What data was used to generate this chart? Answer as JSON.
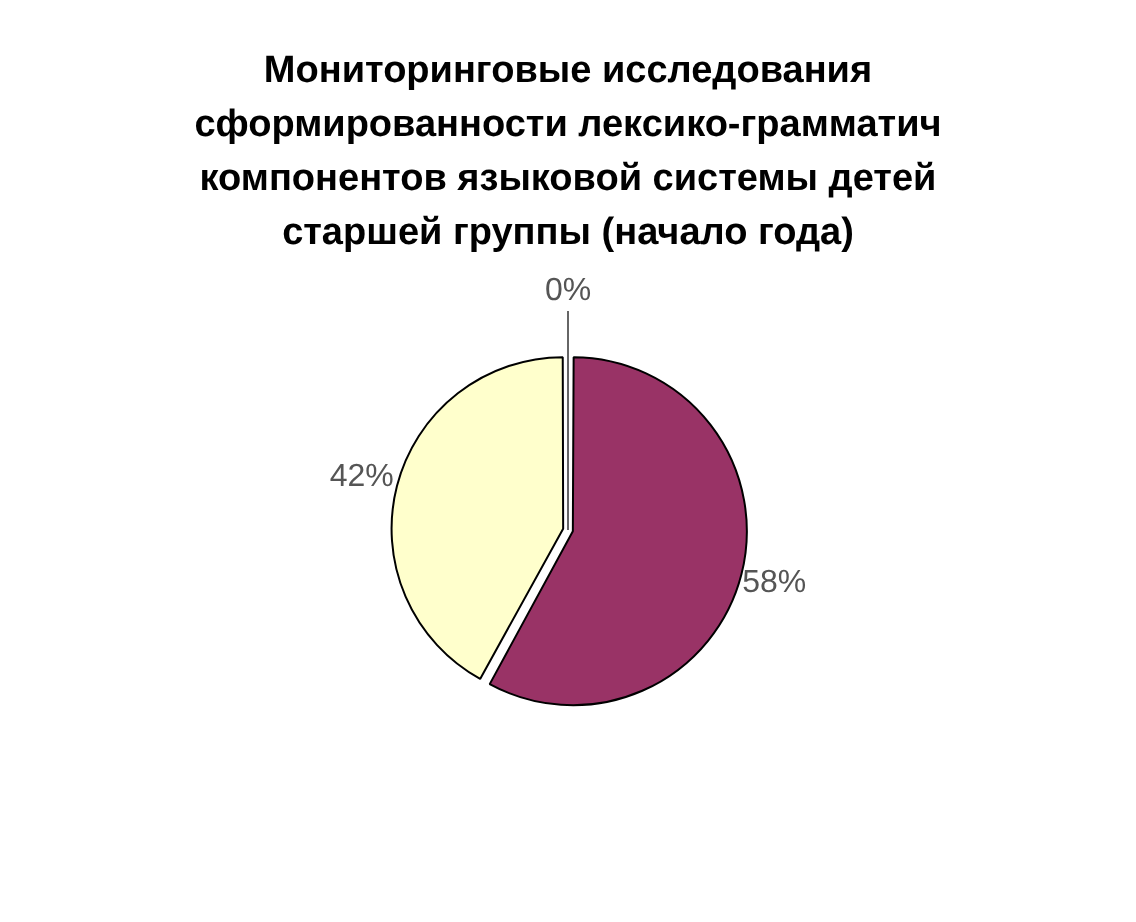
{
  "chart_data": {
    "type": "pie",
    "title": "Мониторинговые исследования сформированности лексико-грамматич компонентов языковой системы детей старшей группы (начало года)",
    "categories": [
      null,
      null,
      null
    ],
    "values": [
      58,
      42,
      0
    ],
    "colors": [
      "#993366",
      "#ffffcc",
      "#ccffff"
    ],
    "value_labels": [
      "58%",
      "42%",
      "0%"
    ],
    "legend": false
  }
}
· · · · ·
**Task to carry out:** Except for the pictures, print the data above exactly.

**Full answer:**
What data was used to generate this chart? Answer as JSON.
{
  "chart_data": {
    "type": "pie",
    "title": "Мониторинговые исследования сформированности лексико-грамматич компонентов языковой системы детей старшей группы (начало года)",
    "categories": [
      null,
      null,
      null
    ],
    "values": [
      58,
      42,
      0
    ],
    "colors": [
      "#993366",
      "#ffffcc",
      "#ccffff"
    ],
    "value_labels": [
      "58%",
      "42%",
      "0%"
    ],
    "legend": false
  }
}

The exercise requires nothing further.